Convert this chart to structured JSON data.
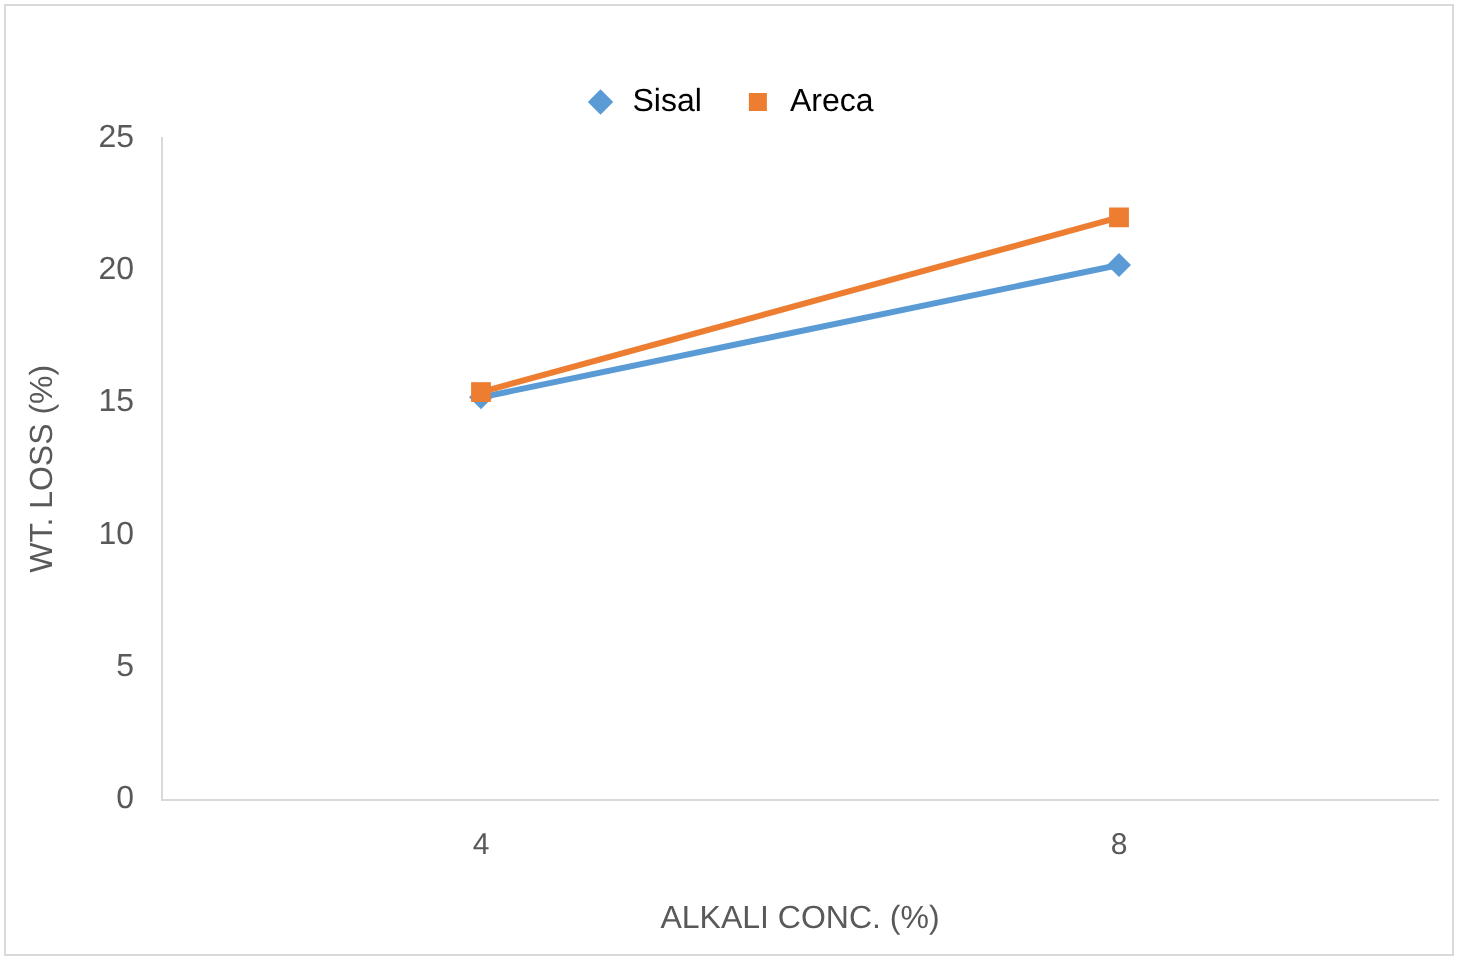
{
  "chart_data": {
    "type": "line",
    "xlabel": "ALKALI CONC. (%)",
    "ylabel": "WT. LOSS (%)",
    "categories": [
      "4",
      "8"
    ],
    "series": [
      {
        "name": "Sisal",
        "color": "#5b9bd5",
        "marker": "diamond",
        "values": [
          15.2,
          20.2
        ]
      },
      {
        "name": "Areca",
        "color": "#ed7d31",
        "marker": "square",
        "values": [
          15.4,
          22
        ]
      }
    ],
    "ylim": [
      0,
      25
    ],
    "yticks": [
      0,
      5,
      10,
      15,
      20,
      25
    ],
    "grid": false,
    "legend": "top"
  }
}
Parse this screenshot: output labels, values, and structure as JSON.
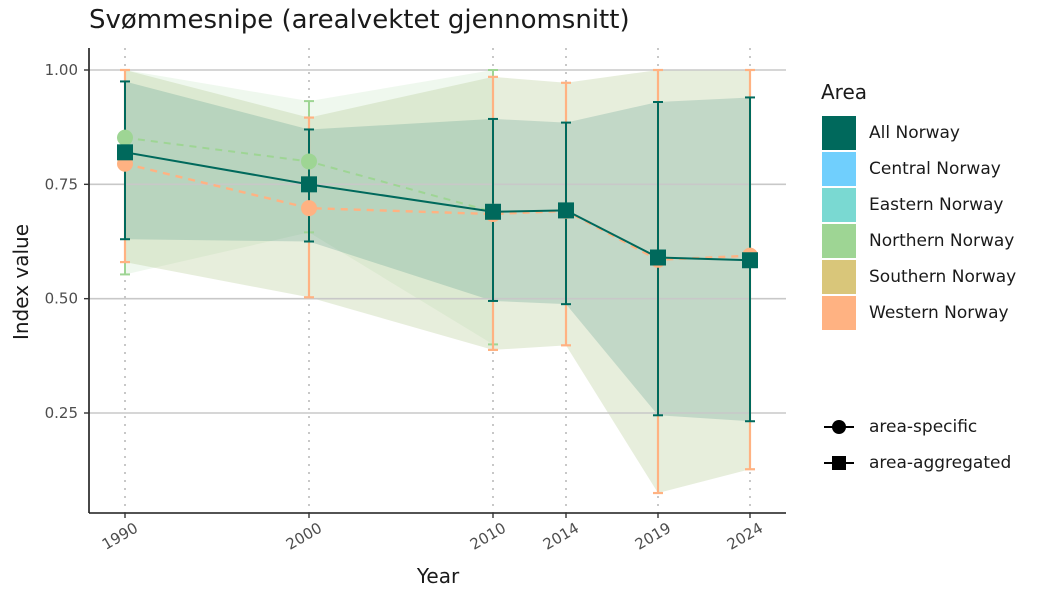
{
  "chart_data": {
    "type": "line",
    "title": "Svømmesnipe (arealvektet gjennomsnitt)",
    "xlabel": "Year",
    "ylabel": "Index value",
    "x": [
      1990,
      2000,
      2010,
      2014,
      2019,
      2024
    ],
    "x_tick_labels": [
      "1990",
      "2000",
      "2010",
      "2014",
      "2019",
      "2024"
    ],
    "xlim": [
      1989,
      2026
    ],
    "y_ticks": [
      0.25,
      0.5,
      0.75,
      1.0
    ],
    "y_tick_labels": [
      "0.25",
      "0.50",
      "0.75",
      "1.00"
    ],
    "ylim": [
      0.03,
      1.04
    ],
    "grid": "horizontal major gridlines, dotted vertical lines at each year",
    "legend_title": "Area",
    "legend_placement": "right",
    "series": [
      {
        "name": "All Norway",
        "color": "#00695c",
        "marker": "area-aggregated",
        "linestyle": "solid",
        "x": [
          1990,
          2000,
          2010,
          2014,
          2019,
          2024
        ],
        "values": [
          0.82,
          0.75,
          0.69,
          0.693,
          0.59,
          0.584
        ],
        "lower": [
          0.63,
          0.625,
          0.495,
          0.488,
          0.245,
          0.232
        ],
        "upper": [
          0.975,
          0.87,
          0.893,
          0.885,
          0.93,
          0.94
        ]
      },
      {
        "name": "Northern Norway",
        "color": "#9ed594",
        "marker": "area-specific",
        "linestyle": "dashed",
        "x": [
          1990,
          2000,
          2010
        ],
        "values": [
          0.852,
          0.8,
          0.69
        ],
        "lower": [
          0.553,
          0.645,
          0.4
        ],
        "upper": [
          1.0,
          0.932,
          1.0
        ]
      },
      {
        "name": "Western Norway",
        "color": "#ffb282",
        "marker": "area-specific",
        "linestyle": "dashed",
        "x": [
          1990,
          2000,
          2010,
          2014,
          2019,
          2024
        ],
        "values": [
          0.795,
          0.698,
          0.685,
          0.692,
          0.585,
          0.594
        ],
        "lower": [
          0.58,
          0.503,
          0.388,
          0.398,
          0.075,
          0.127
        ],
        "upper": [
          1.0,
          0.896,
          0.985,
          0.972,
          1.0,
          1.0
        ]
      }
    ],
    "legend_areas": [
      {
        "name": "All Norway",
        "color": "#00695c"
      },
      {
        "name": "Central Norway",
        "color": "#70cffd"
      },
      {
        "name": "Eastern Norway",
        "color": "#7ad9d2"
      },
      {
        "name": "Northern Norway",
        "color": "#9ed594"
      },
      {
        "name": "Southern Norway",
        "color": "#d9c67a"
      },
      {
        "name": "Western Norway",
        "color": "#ffb282"
      }
    ],
    "legend_shapes": [
      {
        "name": "area-specific",
        "shape": "circle"
      },
      {
        "name": "area-aggregated",
        "shape": "square"
      }
    ]
  }
}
★ ★ ★ ★ ★
The problem. Return the entries unchanged, save for the pictures, which do not belong in the copy.

Finished task.
Convert this chart to structured JSON data.
{
  "chart_data": {
    "type": "line",
    "xlabel": "ALKALI CONC. (%)",
    "ylabel": "WT. LOSS (%)",
    "categories": [
      "4",
      "8"
    ],
    "series": [
      {
        "name": "Sisal",
        "color": "#5b9bd5",
        "marker": "diamond",
        "values": [
          15.2,
          20.2
        ]
      },
      {
        "name": "Areca",
        "color": "#ed7d31",
        "marker": "square",
        "values": [
          15.4,
          22
        ]
      }
    ],
    "ylim": [
      0,
      25
    ],
    "yticks": [
      0,
      5,
      10,
      15,
      20,
      25
    ],
    "grid": false,
    "legend": "top"
  }
}
Parse this screenshot: output labels, values, and structure as JSON.
{
  "chart_data": {
    "type": "line",
    "title": "Svømmesnipe (arealvektet gjennomsnitt)",
    "xlabel": "Year",
    "ylabel": "Index value",
    "x": [
      1990,
      2000,
      2010,
      2014,
      2019,
      2024
    ],
    "x_tick_labels": [
      "1990",
      "2000",
      "2010",
      "2014",
      "2019",
      "2024"
    ],
    "xlim": [
      1989,
      2026
    ],
    "y_ticks": [
      0.25,
      0.5,
      0.75,
      1.0
    ],
    "y_tick_labels": [
      "0.25",
      "0.50",
      "0.75",
      "1.00"
    ],
    "ylim": [
      0.03,
      1.04
    ],
    "grid": "horizontal major gridlines, dotted vertical lines at each year",
    "legend_title": "Area",
    "legend_placement": "right",
    "series": [
      {
        "name": "All Norway",
        "color": "#00695c",
        "marker": "area-aggregated",
        "linestyle": "solid",
        "x": [
          1990,
          2000,
          2010,
          2014,
          2019,
          2024
        ],
        "values": [
          0.82,
          0.75,
          0.69,
          0.693,
          0.59,
          0.584
        ],
        "lower": [
          0.63,
          0.625,
          0.495,
          0.488,
          0.245,
          0.232
        ],
        "upper": [
          0.975,
          0.87,
          0.893,
          0.885,
          0.93,
          0.94
        ]
      },
      {
        "name": "Northern Norway",
        "color": "#9ed594",
        "marker": "area-specific",
        "linestyle": "dashed",
        "x": [
          1990,
          2000,
          2010
        ],
        "values": [
          0.852,
          0.8,
          0.69
        ],
        "lower": [
          0.553,
          0.645,
          0.4
        ],
        "upper": [
          1.0,
          0.932,
          1.0
        ]
      },
      {
        "name": "Western Norway",
        "color": "#ffb282",
        "marker": "area-specific",
        "linestyle": "dashed",
        "x": [
          1990,
          2000,
          2010,
          2014,
          2019,
          2024
        ],
        "values": [
          0.795,
          0.698,
          0.685,
          0.692,
          0.585,
          0.594
        ],
        "lower": [
          0.58,
          0.503,
          0.388,
          0.398,
          0.075,
          0.127
        ],
        "upper": [
          1.0,
          0.896,
          0.985,
          0.972,
          1.0,
          1.0
        ]
      }
    ],
    "legend_areas": [
      {
        "name": "All Norway",
        "color": "#00695c"
      },
      {
        "name": "Central Norway",
        "color": "#70cffd"
      },
      {
        "name": "Eastern Norway",
        "color": "#7ad9d2"
      },
      {
        "name": "Northern Norway",
        "color": "#9ed594"
      },
      {
        "name": "Southern Norway",
        "color": "#d9c67a"
      },
      {
        "name": "Western Norway",
        "color": "#ffb282"
      }
    ],
    "legend_shapes": [
      {
        "name": "area-specific",
        "shape": "circle"
      },
      {
        "name": "area-aggregated",
        "shape": "square"
      }
    ]
  }
}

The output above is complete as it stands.